Saved entries:
===

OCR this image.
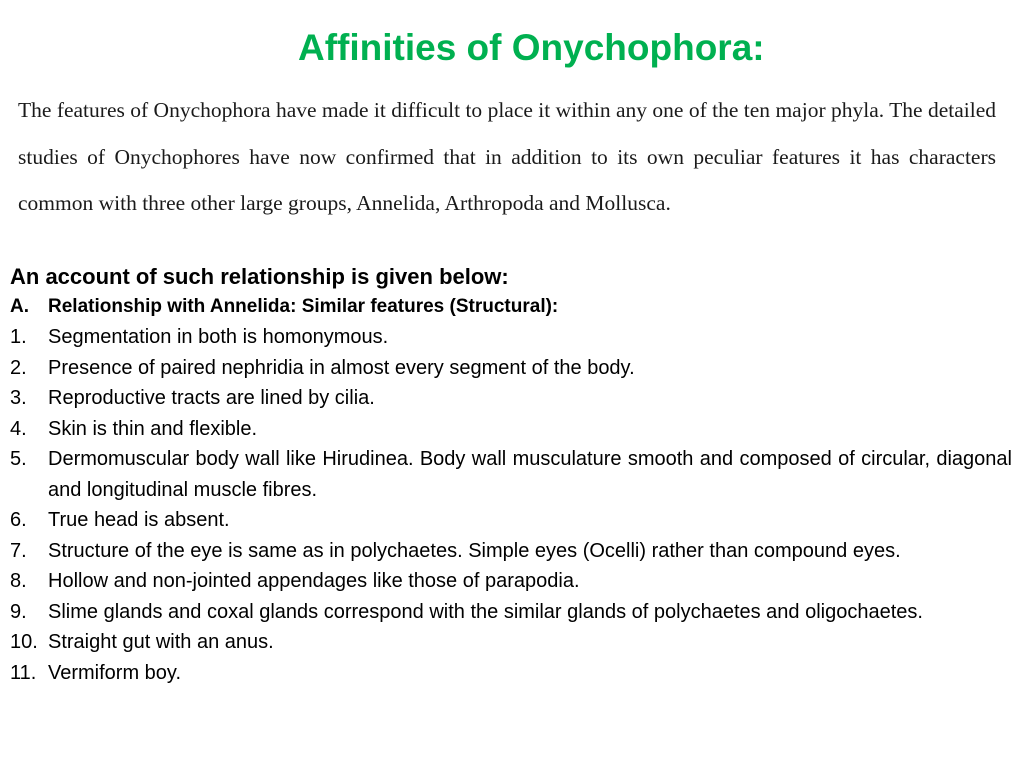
Affinities of Onychophora:
The features of Onychophora have made it difficult to place it within any one of the ten major phyla. The detailed studies of Onychophores have now confirmed that in addition to its own peculiar features it has characters common with three other large groups, Annelida, Arthropoda and Mollusca.
An account of such relationship is given below:
A.	Relationship with Annelida: Similar features (Structural):
1.	Segmentation in both is homonymous.
2.	Presence of paired nephridia in almost every segment of the body.
3.	Reproductive tracts are lined by cilia.
4.	Skin is thin and flexible.
5.	Dermomuscular body wall like Hirudinea. Body wall musculature smooth and composed of circular, diagonal and longitudinal muscle fibres.
6.	True head is absent.
7.	Structure of the eye is same as in polychaetes. Simple eyes (Ocelli) rather than compound eyes.
8.	Hollow and non-jointed appendages like those of parapodia.
9.	Slime glands and coxal glands correspond with the similar glands of polychaetes and oligochaetes.
10. Straight gut with an anus.
11. Vermiform boy.
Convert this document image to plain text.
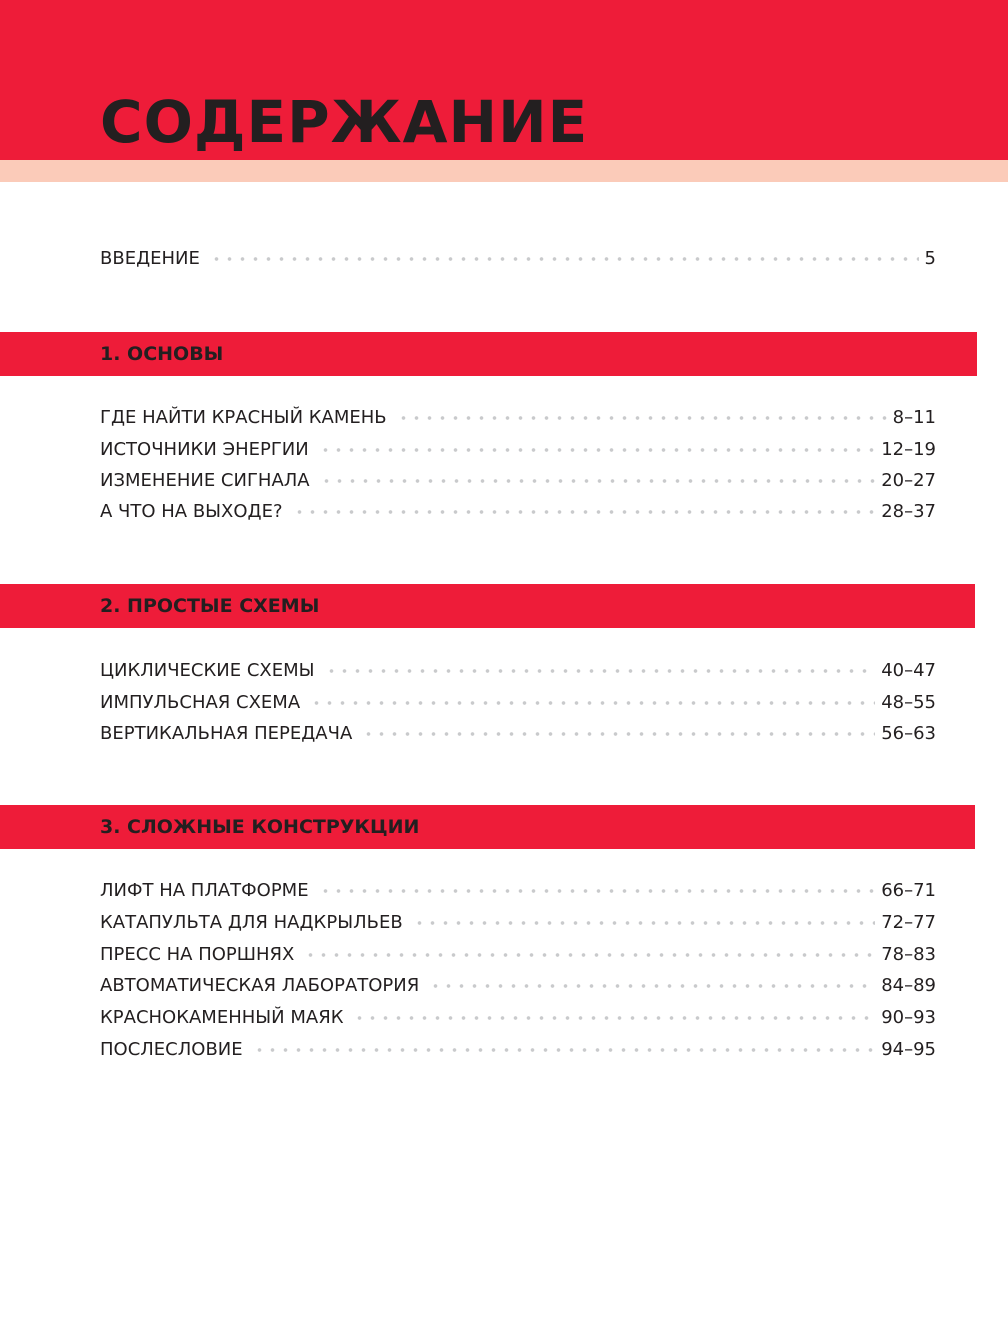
СОДЕРЖАНИЕ
ВВЕДЕНИЕ	5
1. ОСНОВЫ
ГДЕ НАЙТИ КРАСНЫЙ КАМЕНЬ	8–11
ИСТОЧНИКИ ЭНЕРГИИ	12–19
ИЗМЕНЕНИЕ СИГНАЛА	20–27
А ЧТО НА ВЫХОДЕ?	28–37
2. ПРОСТЫЕ СХЕМЫ
ЦИКЛИЧЕСКИЕ СХЕМЫ	40–47
ИМПУЛЬСНАЯ СХЕМА	48–55
ВЕРТИКАЛЬНАЯ ПЕРЕДАЧА	56–63
3. СЛОЖНЫЕ КОНСТРУКЦИИ
ЛИФТ НА ПЛАТФОРМЕ	66–71
КАТАПУЛЬТА ДЛЯ НАДКРЫЛЬЕВ	72–77
ПРЕСС НА ПОРШНЯХ	78–83
АВТОМАТИЧЕСКАЯ ЛАБОРАТОРИЯ	84–89
КРАСНОКАМЕННЫЙ МАЯК	90–93
ПОСЛЕСЛОВИЕ	94–95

===

Gather and return every line that holds the string "this".

OCR this image.
Convert this document image to plain text.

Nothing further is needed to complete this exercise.